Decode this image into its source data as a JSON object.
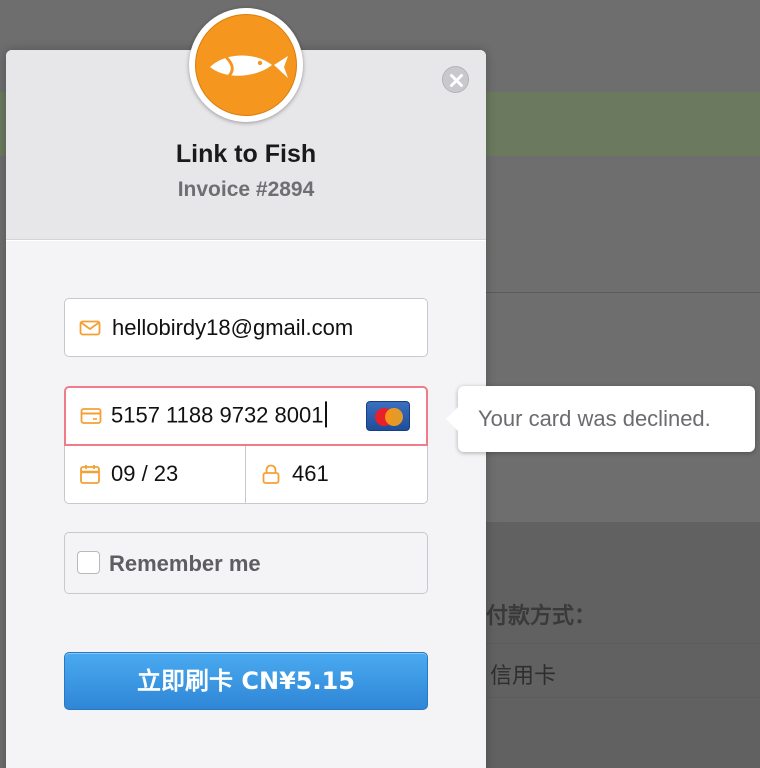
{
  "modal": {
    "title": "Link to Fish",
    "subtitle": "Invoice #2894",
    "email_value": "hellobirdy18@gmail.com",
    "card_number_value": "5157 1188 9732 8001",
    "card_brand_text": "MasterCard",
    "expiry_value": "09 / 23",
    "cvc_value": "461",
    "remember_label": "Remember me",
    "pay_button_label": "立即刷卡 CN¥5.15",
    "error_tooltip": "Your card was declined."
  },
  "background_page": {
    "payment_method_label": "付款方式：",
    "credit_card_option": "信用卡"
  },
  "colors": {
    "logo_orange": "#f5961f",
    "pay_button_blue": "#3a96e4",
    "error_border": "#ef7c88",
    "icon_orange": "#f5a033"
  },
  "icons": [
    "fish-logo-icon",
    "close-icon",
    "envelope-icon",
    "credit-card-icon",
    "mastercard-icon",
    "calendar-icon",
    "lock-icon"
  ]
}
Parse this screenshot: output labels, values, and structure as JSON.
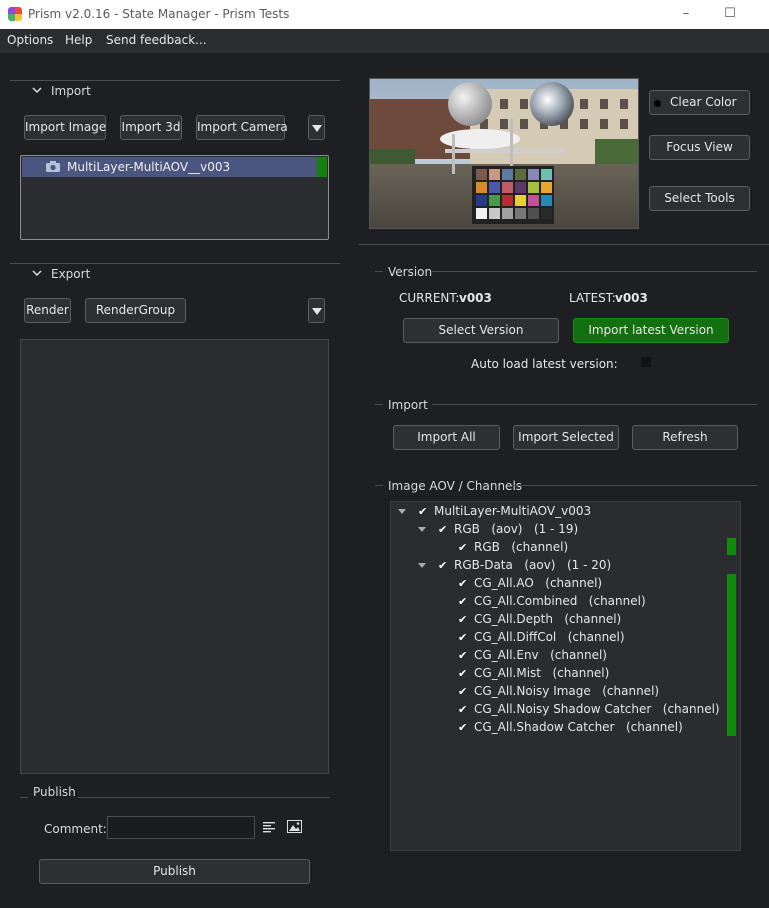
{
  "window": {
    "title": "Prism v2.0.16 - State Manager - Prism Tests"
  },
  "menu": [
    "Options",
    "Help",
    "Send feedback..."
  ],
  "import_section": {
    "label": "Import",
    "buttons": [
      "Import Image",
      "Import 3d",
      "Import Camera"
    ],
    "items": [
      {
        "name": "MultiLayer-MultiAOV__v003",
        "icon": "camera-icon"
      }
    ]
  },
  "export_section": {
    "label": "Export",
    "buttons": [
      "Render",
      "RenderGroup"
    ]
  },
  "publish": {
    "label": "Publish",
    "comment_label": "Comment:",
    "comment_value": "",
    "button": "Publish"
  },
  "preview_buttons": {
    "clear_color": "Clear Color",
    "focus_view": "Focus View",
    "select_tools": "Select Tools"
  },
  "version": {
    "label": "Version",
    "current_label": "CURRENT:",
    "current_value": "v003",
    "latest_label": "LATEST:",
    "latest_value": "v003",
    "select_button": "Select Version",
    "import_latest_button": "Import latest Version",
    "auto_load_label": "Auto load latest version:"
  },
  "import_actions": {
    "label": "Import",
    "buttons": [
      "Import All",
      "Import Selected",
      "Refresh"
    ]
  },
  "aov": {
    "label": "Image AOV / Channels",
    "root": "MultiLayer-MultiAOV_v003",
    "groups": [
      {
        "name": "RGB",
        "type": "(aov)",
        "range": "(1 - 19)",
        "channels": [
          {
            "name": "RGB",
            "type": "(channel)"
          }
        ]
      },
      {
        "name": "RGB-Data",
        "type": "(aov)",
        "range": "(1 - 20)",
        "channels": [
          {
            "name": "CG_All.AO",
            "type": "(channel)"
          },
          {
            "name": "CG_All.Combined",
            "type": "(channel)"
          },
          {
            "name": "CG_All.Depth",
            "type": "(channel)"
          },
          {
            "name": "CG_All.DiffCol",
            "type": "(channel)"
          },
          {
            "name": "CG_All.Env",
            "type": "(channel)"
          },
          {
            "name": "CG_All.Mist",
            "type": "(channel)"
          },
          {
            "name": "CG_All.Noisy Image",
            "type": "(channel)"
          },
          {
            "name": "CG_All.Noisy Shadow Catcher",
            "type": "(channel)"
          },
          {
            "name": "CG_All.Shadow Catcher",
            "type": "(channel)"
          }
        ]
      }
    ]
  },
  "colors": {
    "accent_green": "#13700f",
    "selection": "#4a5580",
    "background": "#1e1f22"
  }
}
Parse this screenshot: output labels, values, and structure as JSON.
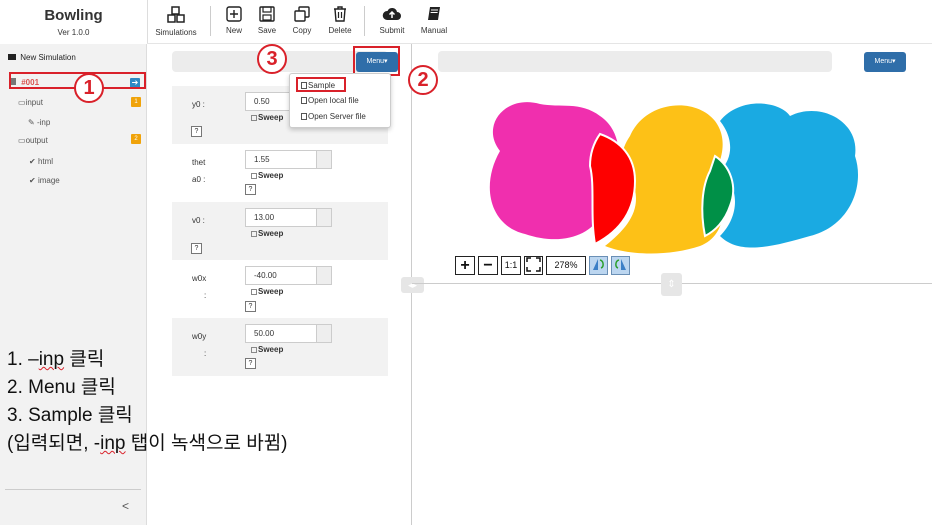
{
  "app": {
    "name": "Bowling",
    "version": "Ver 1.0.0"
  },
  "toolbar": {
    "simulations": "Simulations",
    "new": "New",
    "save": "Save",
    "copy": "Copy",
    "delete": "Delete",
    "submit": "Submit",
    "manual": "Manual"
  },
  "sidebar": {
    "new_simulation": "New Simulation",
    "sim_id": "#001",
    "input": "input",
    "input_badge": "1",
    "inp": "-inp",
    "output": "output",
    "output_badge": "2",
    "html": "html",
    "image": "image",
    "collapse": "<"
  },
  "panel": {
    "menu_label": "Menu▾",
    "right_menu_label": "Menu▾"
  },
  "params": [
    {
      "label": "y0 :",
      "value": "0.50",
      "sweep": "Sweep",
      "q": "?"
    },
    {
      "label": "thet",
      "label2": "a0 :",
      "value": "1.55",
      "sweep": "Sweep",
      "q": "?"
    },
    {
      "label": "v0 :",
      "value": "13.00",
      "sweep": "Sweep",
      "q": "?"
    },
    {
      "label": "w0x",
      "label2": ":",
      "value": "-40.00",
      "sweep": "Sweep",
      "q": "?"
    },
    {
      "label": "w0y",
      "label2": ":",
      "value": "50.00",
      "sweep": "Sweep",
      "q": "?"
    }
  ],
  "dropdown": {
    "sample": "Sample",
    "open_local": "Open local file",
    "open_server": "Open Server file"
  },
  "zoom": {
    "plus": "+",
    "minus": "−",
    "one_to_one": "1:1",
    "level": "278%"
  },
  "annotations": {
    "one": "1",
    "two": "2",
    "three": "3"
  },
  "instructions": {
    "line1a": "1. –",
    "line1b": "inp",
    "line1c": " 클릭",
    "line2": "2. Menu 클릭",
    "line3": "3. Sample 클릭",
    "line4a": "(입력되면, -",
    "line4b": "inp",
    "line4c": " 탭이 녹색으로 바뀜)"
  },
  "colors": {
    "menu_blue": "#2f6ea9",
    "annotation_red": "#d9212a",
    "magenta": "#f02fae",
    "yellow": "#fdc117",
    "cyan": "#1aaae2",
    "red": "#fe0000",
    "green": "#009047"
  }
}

○ ○ ○ ○ ○ ○ ○

* **Exercise requirements**
Omit any images, then output the listing exactly.

* **Result below**
Decode this image into its source data as a JSON object.
{
  "modal": {
    "title": "Link to Fish",
    "subtitle": "Invoice #2894",
    "email_value": "hellobirdy18@gmail.com",
    "card_number_value": "5157 1188 9732 8001",
    "card_brand_text": "MasterCard",
    "expiry_value": "09 / 23",
    "cvc_value": "461",
    "remember_label": "Remember me",
    "pay_button_label": "立即刷卡 CN¥5.15",
    "error_tooltip": "Your card was declined."
  },
  "background_page": {
    "payment_method_label": "付款方式：",
    "credit_card_option": "信用卡"
  },
  "colors": {
    "logo_orange": "#f5961f",
    "pay_button_blue": "#3a96e4",
    "error_border": "#ef7c88",
    "icon_orange": "#f5a033"
  },
  "icons": [
    "fish-logo-icon",
    "close-icon",
    "envelope-icon",
    "credit-card-icon",
    "mastercard-icon",
    "calendar-icon",
    "lock-icon"
  ]
}
Parse this screenshot: output labels, values, and structure as JSON.
{
  "window": {
    "title": "Prism v2.0.16 - State Manager - Prism Tests"
  },
  "menu": [
    "Options",
    "Help",
    "Send feedback..."
  ],
  "import_section": {
    "label": "Import",
    "buttons": [
      "Import Image",
      "Import 3d",
      "Import Camera"
    ],
    "items": [
      {
        "name": "MultiLayer-MultiAOV__v003",
        "icon": "camera-icon"
      }
    ]
  },
  "export_section": {
    "label": "Export",
    "buttons": [
      "Render",
      "RenderGroup"
    ]
  },
  "publish": {
    "label": "Publish",
    "comment_label": "Comment:",
    "comment_value": "",
    "button": "Publish"
  },
  "preview_buttons": {
    "clear_color": "Clear Color",
    "focus_view": "Focus View",
    "select_tools": "Select Tools"
  },
  "version": {
    "label": "Version",
    "current_label": "CURRENT:",
    "current_value": "v003",
    "latest_label": "LATEST:",
    "latest_value": "v003",
    "select_button": "Select Version",
    "import_latest_button": "Import latest Version",
    "auto_load_label": "Auto load latest version:"
  },
  "import_actions": {
    "label": "Import",
    "buttons": [
      "Import All",
      "Import Selected",
      "Refresh"
    ]
  },
  "aov": {
    "label": "Image AOV / Channels",
    "root": "MultiLayer-MultiAOV_v003",
    "groups": [
      {
        "name": "RGB",
        "type": "(aov)",
        "range": "(1 - 19)",
        "channels": [
          {
            "name": "RGB",
            "type": "(channel)"
          }
        ]
      },
      {
        "name": "RGB-Data",
        "type": "(aov)",
        "range": "(1 - 20)",
        "channels": [
          {
            "name": "CG_All.AO",
            "type": "(channel)"
          },
          {
            "name": "CG_All.Combined",
            "type": "(channel)"
          },
          {
            "name": "CG_All.Depth",
            "type": "(channel)"
          },
          {
            "name": "CG_All.DiffCol",
            "type": "(channel)"
          },
          {
            "name": "CG_All.Env",
            "type": "(channel)"
          },
          {
            "name": "CG_All.Mist",
            "type": "(channel)"
          },
          {
            "name": "CG_All.Noisy Image",
            "type": "(channel)"
          },
          {
            "name": "CG_All.Noisy Shadow Catcher",
            "type": "(channel)"
          },
          {
            "name": "CG_All.Shadow Catcher",
            "type": "(channel)"
          }
        ]
      }
    ]
  },
  "colors": {
    "accent_green": "#13700f",
    "selection": "#4a5580",
    "background": "#1e1f22"
  }
}
Parse this screenshot: output labels, values, and structure as JSON.
{
  "app": {
    "name": "Bowling",
    "version": "Ver 1.0.0"
  },
  "toolbar": {
    "simulations": "Simulations",
    "new": "New",
    "save": "Save",
    "copy": "Copy",
    "delete": "Delete",
    "submit": "Submit",
    "manual": "Manual"
  },
  "sidebar": {
    "new_simulation": "New Simulation",
    "sim_id": "#001",
    "input": "input",
    "input_badge": "1",
    "inp": "-inp",
    "output": "output",
    "output_badge": "2",
    "html": "html",
    "image": "image",
    "collapse": "<"
  },
  "panel": {
    "menu_label": "Menu▾",
    "right_menu_label": "Menu▾"
  },
  "params": [
    {
      "label": "y0 :",
      "value": "0.50",
      "sweep": "Sweep",
      "q": "?"
    },
    {
      "label": "thet",
      "label2": "a0 :",
      "value": "1.55",
      "sweep": "Sweep",
      "q": "?"
    },
    {
      "label": "v0 :",
      "value": "13.00",
      "sweep": "Sweep",
      "q": "?"
    },
    {
      "label": "w0x",
      "label2": ":",
      "value": "-40.00",
      "sweep": "Sweep",
      "q": "?"
    },
    {
      "label": "w0y",
      "label2": ":",
      "value": "50.00",
      "sweep": "Sweep",
      "q": "?"
    }
  ],
  "dropdown": {
    "sample": "Sample",
    "open_local": "Open local file",
    "open_server": "Open Server file"
  },
  "zoom": {
    "plus": "+",
    "minus": "−",
    "one_to_one": "1:1",
    "level": "278%"
  },
  "annotations": {
    "one": "1",
    "two": "2",
    "three": "3"
  },
  "instructions": {
    "line1a": "1. –",
    "line1b": "inp",
    "line1c": " 클릭",
    "line2": "2. Menu 클릭",
    "line3": "3. Sample 클릭",
    "line4a": "(입력되면, -",
    "line4b": "inp",
    "line4c": " 탭이 녹색으로 바뀜)"
  },
  "colors": {
    "menu_blue": "#2f6ea9",
    "annotation_red": "#d9212a",
    "magenta": "#f02fae",
    "yellow": "#fdc117",
    "cyan": "#1aaae2",
    "red": "#fe0000",
    "green": "#009047"
  }
}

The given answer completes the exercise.